- _What you should do_
Present the data once more in exactly its original form.

# START OF Information shown

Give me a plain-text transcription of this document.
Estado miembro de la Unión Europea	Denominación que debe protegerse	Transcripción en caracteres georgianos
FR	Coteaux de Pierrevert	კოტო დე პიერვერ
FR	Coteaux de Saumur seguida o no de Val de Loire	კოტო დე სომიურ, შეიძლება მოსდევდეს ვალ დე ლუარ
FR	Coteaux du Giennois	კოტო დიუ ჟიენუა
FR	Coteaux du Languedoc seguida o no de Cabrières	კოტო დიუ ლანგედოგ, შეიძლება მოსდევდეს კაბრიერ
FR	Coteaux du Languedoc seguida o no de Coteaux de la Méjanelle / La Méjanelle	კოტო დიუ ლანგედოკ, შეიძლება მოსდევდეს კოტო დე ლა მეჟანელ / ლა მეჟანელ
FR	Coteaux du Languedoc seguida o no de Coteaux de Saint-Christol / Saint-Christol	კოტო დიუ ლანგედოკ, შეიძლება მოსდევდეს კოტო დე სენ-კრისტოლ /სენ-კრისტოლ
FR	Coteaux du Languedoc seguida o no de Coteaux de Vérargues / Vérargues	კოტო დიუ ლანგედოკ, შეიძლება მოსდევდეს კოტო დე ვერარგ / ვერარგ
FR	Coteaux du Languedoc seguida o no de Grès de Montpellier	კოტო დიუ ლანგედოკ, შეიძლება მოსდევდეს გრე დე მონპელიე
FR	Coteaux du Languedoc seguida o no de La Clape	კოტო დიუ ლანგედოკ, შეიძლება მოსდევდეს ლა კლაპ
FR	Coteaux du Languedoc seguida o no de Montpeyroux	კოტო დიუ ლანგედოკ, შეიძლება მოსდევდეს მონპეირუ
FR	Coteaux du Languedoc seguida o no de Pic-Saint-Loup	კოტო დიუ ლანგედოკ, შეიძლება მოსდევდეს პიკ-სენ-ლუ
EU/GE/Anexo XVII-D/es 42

# END OF Information shown

- _Task solution_
Give me a plain-text transcription of this document.
Estado miembro de la Unión Europea	Denominación que debe protegerse	Transcripción en caracteres georgianos
FR	Coteaux de Pierrevert	კოტო დე პიერვერ
FR	Coteaux de Saumur seguida o no de Val de Loire	კოტო დე სომიურ, შეიძლება მოსდევდეს ვალ დე ლუარ
FR	Coteaux du Giennois	კოტო დიუ ჟიენუა
FR	Coteaux du Languedoc seguida o no de Cabrières	კოტო დიუ ლანგედოგ, შეიძლება მოსდევდეს კაბრიერ
FR	Coteaux du Languedoc seguida o no de Coteaux de la Méjanelle / La Méjanelle	კოტო დიუ ლანგედოკ, შეიძლება მოსდევდეს კოტო დე ლა მეჟანელ / ლა მეჟანელ
FR	Coteaux du Languedoc seguida o no de Coteaux de Saint-Christol / Saint-Christol	კოტო დიუ ლანგედოკ, შეიძლება მოსდევდეს კოტო დე სენ-კრისტოლ /სენ-კრისტოლ
FR	Coteaux du Languedoc seguida o no de Coteaux de Vérargues / Vérargues	კოტო დიუ ლანგედოკ, შეიძლება მოსდევდეს კოტო დე ვერარგ / ვერარგ
FR	Coteaux du Languedoc seguida o no de Grès de Montpellier	კოტო დიუ ლანგედოკ, შეიძლება მოსდევდეს გრე დე მონპელიე
FR	Coteaux du Languedoc seguida o no de La Clape	კოტო დიუ ლანგედოკ, შეიძლება მოსდევდეს ლა კლაპ
FR	Coteaux du Languedoc seguida o no de Montpeyroux	კოტო დიუ ლანგედოკ, შეიძლება მოსდევდეს მონპეირუ
FR	Coteaux du Languedoc seguida o no de Pic-Saint-Loup	კოტო დიუ ლანგედოკ, შეიძლება მოსდევდეს პიკ-სენ-ლუ
EU/GE/Anexo XVII-D/es 42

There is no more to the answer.